Short problem>
Select every line below containing the word "Tasnim".

Dataset records:
..............................
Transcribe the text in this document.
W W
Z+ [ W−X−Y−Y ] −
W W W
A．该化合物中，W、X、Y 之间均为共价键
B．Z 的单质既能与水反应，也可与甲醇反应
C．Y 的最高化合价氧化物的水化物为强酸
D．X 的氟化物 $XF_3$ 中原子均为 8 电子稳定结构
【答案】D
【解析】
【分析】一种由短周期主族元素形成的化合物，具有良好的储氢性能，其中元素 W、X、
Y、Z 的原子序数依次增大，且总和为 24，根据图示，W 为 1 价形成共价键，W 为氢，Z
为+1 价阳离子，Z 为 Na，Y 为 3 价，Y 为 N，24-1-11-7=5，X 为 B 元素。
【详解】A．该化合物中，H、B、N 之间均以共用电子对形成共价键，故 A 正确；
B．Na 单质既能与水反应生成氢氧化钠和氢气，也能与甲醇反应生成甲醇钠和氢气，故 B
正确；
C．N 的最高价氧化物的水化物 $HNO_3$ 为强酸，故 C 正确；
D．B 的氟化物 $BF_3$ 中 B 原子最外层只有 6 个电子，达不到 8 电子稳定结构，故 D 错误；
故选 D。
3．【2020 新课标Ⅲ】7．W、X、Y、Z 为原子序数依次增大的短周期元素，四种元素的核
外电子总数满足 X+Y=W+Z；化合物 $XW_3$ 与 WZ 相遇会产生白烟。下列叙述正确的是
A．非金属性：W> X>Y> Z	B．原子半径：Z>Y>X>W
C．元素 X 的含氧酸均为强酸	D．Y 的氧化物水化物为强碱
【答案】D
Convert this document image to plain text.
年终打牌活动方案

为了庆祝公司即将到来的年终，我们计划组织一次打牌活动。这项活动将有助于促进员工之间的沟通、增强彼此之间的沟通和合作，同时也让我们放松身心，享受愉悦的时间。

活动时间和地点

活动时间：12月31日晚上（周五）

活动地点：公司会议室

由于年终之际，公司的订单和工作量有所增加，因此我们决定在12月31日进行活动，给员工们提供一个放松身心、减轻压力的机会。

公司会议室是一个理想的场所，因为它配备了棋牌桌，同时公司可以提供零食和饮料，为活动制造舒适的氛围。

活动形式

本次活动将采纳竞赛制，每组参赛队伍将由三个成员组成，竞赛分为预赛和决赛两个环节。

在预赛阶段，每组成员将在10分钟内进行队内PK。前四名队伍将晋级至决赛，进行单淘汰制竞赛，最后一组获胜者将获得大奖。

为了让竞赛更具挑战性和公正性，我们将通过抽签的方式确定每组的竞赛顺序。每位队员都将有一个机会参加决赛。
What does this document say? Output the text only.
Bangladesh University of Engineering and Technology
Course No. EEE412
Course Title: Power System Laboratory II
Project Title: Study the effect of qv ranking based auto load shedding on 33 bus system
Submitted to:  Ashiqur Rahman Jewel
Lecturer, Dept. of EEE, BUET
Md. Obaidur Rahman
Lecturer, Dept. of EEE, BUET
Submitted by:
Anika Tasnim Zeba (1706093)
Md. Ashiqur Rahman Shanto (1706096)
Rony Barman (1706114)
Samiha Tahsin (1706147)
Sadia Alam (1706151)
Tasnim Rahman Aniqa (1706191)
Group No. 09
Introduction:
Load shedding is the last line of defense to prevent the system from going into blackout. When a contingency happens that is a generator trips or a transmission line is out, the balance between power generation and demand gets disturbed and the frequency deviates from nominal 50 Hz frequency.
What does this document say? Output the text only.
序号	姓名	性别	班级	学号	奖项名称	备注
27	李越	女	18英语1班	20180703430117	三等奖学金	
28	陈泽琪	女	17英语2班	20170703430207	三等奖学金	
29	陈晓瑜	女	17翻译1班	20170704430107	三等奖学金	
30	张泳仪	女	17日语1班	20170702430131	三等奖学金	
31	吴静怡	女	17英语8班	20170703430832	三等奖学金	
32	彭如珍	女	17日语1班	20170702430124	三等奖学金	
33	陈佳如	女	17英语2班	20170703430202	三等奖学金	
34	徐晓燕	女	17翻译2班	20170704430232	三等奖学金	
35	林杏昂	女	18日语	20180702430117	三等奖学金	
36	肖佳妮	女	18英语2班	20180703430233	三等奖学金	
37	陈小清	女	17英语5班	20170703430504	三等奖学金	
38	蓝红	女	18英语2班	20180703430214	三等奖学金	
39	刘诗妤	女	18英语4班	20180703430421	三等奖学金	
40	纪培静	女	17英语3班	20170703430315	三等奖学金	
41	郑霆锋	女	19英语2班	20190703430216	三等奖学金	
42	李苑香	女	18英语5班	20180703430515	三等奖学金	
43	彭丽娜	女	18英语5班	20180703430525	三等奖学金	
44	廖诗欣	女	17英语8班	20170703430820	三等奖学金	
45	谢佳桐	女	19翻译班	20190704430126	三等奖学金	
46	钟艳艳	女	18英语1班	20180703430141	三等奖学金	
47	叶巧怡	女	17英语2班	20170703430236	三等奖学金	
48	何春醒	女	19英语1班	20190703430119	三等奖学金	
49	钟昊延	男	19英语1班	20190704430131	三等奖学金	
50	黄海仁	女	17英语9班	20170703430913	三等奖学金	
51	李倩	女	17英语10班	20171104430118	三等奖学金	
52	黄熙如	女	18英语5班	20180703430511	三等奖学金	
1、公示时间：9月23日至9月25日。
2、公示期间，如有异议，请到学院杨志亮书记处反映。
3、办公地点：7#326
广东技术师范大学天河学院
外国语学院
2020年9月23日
..............................
Correct response>
Anika Tasnim Zeba (1706093)
Tasnim Rahman Aniqa (1706191)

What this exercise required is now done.